• DATASET ROWS
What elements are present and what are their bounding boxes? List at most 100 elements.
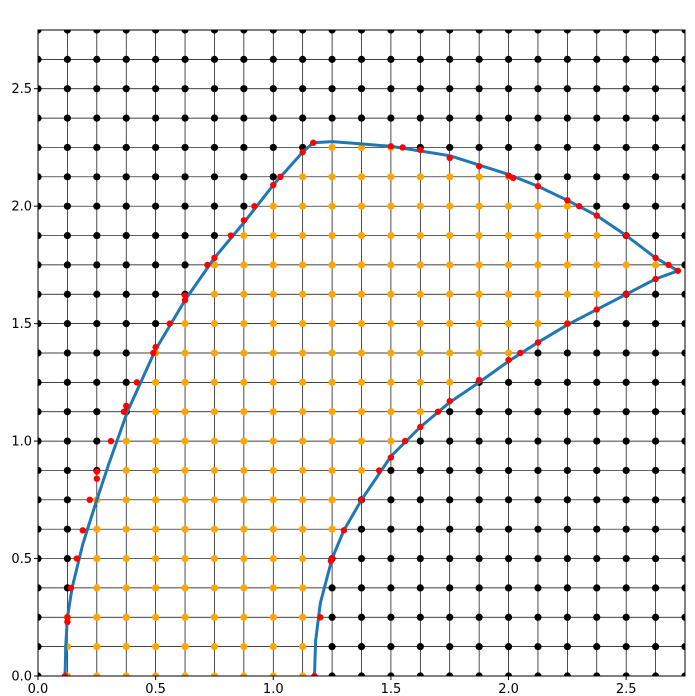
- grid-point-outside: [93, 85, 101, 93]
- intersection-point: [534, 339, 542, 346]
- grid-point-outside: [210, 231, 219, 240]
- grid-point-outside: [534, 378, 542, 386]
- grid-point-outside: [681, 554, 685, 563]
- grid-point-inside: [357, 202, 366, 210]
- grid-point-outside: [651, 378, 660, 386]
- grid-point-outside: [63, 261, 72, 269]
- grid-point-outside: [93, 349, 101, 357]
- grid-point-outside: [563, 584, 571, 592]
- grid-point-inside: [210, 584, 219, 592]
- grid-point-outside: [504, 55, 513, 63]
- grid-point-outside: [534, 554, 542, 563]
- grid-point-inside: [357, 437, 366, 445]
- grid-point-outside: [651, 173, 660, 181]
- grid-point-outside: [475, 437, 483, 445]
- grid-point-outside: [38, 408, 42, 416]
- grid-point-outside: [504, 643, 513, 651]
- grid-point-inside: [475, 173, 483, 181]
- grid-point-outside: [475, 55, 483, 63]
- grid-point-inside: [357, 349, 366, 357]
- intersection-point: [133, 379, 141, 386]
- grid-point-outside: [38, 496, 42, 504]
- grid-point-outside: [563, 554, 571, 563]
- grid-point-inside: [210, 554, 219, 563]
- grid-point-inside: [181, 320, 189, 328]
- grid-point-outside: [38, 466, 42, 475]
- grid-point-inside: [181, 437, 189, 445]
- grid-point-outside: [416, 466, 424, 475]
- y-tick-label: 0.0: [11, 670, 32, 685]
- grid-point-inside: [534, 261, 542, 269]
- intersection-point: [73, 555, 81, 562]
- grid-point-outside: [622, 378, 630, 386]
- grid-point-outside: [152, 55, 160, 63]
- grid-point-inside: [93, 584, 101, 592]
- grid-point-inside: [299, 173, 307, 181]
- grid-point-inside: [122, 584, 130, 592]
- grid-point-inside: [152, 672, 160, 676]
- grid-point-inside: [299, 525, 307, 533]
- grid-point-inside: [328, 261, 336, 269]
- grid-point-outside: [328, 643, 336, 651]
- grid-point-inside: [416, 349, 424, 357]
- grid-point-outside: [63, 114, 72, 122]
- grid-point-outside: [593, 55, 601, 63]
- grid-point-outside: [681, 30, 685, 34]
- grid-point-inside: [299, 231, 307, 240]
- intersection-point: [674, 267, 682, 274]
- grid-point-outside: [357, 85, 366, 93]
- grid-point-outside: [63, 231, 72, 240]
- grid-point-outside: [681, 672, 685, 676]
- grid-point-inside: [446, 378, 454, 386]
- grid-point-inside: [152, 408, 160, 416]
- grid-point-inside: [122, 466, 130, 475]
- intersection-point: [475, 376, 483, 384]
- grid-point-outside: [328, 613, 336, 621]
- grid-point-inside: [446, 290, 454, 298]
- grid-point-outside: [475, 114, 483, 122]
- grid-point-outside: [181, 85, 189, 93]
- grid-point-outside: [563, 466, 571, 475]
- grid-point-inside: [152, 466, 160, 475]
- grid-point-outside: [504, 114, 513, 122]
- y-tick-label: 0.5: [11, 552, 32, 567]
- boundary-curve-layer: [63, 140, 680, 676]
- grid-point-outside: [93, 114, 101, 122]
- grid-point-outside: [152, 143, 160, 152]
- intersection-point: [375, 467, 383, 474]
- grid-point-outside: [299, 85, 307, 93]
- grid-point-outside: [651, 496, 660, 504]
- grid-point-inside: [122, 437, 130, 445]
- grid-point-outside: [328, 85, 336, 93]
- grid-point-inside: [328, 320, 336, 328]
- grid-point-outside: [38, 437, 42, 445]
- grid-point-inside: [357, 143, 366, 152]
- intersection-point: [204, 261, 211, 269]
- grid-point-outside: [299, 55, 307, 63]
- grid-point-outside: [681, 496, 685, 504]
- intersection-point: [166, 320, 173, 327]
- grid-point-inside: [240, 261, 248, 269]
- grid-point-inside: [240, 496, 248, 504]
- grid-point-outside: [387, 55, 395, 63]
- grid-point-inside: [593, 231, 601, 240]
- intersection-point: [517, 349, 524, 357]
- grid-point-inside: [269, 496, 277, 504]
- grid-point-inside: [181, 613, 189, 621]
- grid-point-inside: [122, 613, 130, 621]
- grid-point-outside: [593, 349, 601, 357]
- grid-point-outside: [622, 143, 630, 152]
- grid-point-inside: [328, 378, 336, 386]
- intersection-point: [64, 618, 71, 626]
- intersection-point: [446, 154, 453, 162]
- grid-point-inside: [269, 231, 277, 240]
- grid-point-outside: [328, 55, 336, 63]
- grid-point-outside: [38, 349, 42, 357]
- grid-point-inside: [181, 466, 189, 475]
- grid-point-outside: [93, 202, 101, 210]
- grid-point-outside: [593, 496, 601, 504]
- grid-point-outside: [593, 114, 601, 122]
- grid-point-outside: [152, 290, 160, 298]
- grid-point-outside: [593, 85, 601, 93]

• DIRECTIONS FOR THIS TASK
How many lines in the records above contain the string "label", matching case exactly? Reply with only the number.

• EXERCISE OUTPUT
2